* _PROBLEM_: Below is a listing to transcribe in full and exactly; keep the pictures out.

***

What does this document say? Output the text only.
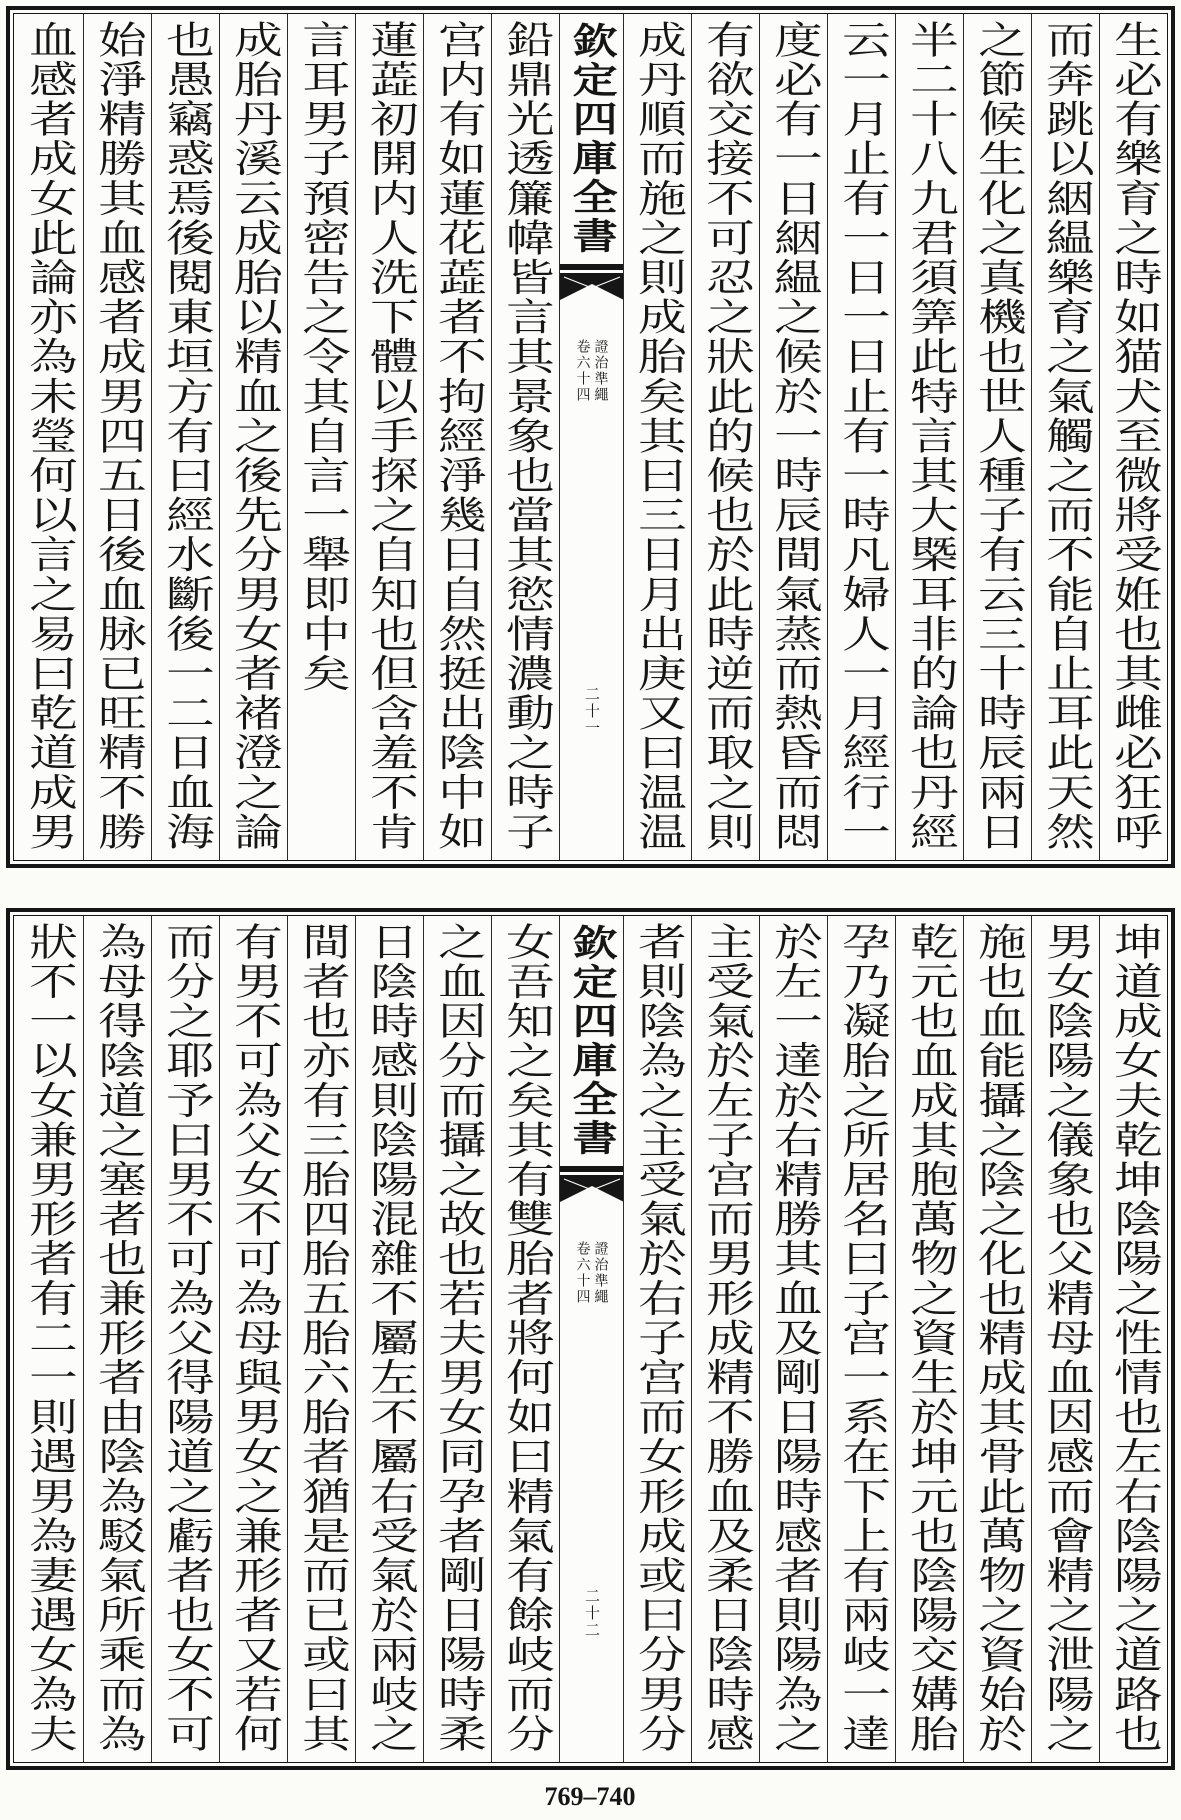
生必有樂育之時如猫犬至微將受姙也其雌必狂呼
而奔跳以絪緼樂育之氣觸之而不能自止耳此天然
之節候生化之真機也世人種子有云三十時辰兩日
半二十八九君須筭此特言其大槩耳非的論也丹經
云一月止有一日一日止有一時凡婦人一月經行一
度必有一日絪緼之候於一時辰間氣蒸而熱昏而悶
有欲交接不可忍之狀此的候也於此時逆而取之則
成丹順而施之則成胎矣其曰三日月出庚又曰温温
欽定四庫全書
證治準繩
卷六十四
二十一
鉛鼎光透簾幃皆言其景象也當其慾情濃動之時子
宫内有如蓮花蕋者不拘經淨幾日自然挺出陰中如
蓮蕋初開内人洗下體以手探之自知也但含羞不肯
言耳男子預密告之令其自言一舉即中矣
成胎丹溪云成胎以精血之後先分男女者褚澄之論
也愚竊惑焉後閱東垣方有曰經水斷後一二日血海
始淨精勝其血感者成男四五日後血脉已旺精不勝
血感者成女此論亦為未瑩何以言之易曰乾道成男
坤道成女夫乾坤陰陽之性情也左右陰陽之道路也
男女陰陽之儀象也父精母血因感而會精之泄陽之
施也血能攝之陰之化也精成其骨此萬物之資始於
乾元也血成其胞萬物之資生於坤元也陰陽交媾胎
孕乃凝胎之所居名曰子宫一系在下上有兩岐一達
於左一達於右精勝其血及剛日陽時感者則陽為之
主受氣於左子宫而男形成精不勝血及柔日陰時感
者則陰為之主受氣於右子宫而女形成或曰分男分
欽定四庫全書
證治準繩
卷六十四
二十二
女吾知之矣其有雙胎者將何如曰精氣有餘岐而分
之血因分而攝之故也若夫男女同孕者剛日陽時柔
日陰時感則陰陽混雜不屬左不屬右受氣於兩岐之
間者也亦有三胎四胎五胎六胎者猶是而已或曰其
有男不可為父女不可為母與男女之兼形者又若何
而分之耶予曰男不可為父得陽道之虧者也女不可
為母得陰道之塞者也兼形者由陰為駁氣所乘而為
狀不一以女兼男形者有二一則遇男為妻遇女為夫
769–740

***

* _RESPONSE TO THIS EXERCISE_:
What does this document say? Output the text only.
生必有樂育之時如猫犬至微將受姙也其雌必狂呼
而奔跳以絪緼樂育之氣觸之而不能自止耳此天然
之節候生化之真機也世人種子有云三十時辰兩日
半二十八九君須筭此特言其大槩耳非的論也丹經
云一月止有一日一日止有一時凡婦人一月經行一
度必有一日絪緼之候於一時辰間氣蒸而熱昏而悶
有欲交接不可忍之狀此的候也於此時逆而取之則
成丹順而施之則成胎矣其曰三日月出庚又曰温温
欽定四庫全書
證治準繩
卷六十四
二十一
鉛鼎光透簾幃皆言其景象也當其慾情濃動之時子
宫内有如蓮花蕋者不拘經淨幾日自然挺出陰中如
蓮蕋初開内人洗下體以手探之自知也但含羞不肯
言耳男子預密告之令其自言一舉即中矣
成胎丹溪云成胎以精血之後先分男女者褚澄之論
也愚竊惑焉後閱東垣方有曰經水斷後一二日血海
始淨精勝其血感者成男四五日後血脉已旺精不勝
血感者成女此論亦為未瑩何以言之易曰乾道成男
坤道成女夫乾坤陰陽之性情也左右陰陽之道路也
男女陰陽之儀象也父精母血因感而會精之泄陽之
施也血能攝之陰之化也精成其骨此萬物之資始於
乾元也血成其胞萬物之資生於坤元也陰陽交媾胎
孕乃凝胎之所居名曰子宫一系在下上有兩岐一達
於左一達於右精勝其血及剛日陽時感者則陽為之
主受氣於左子宫而男形成精不勝血及柔日陰時感
者則陰為之主受氣於右子宫而女形成或曰分男分
欽定四庫全書
證治準繩
卷六十四
二十二
女吾知之矣其有雙胎者將何如曰精氣有餘岐而分
之血因分而攝之故也若夫男女同孕者剛日陽時柔
日陰時感則陰陽混雜不屬左不屬右受氣於兩岐之
間者也亦有三胎四胎五胎六胎者猶是而已或曰其
有男不可為父女不可為母與男女之兼形者又若何
而分之耶予曰男不可為父得陽道之虧者也女不可
為母得陰道之塞者也兼形者由陰為駁氣所乘而為
狀不一以女兼男形者有二一則遇男為妻遇女為夫
769–740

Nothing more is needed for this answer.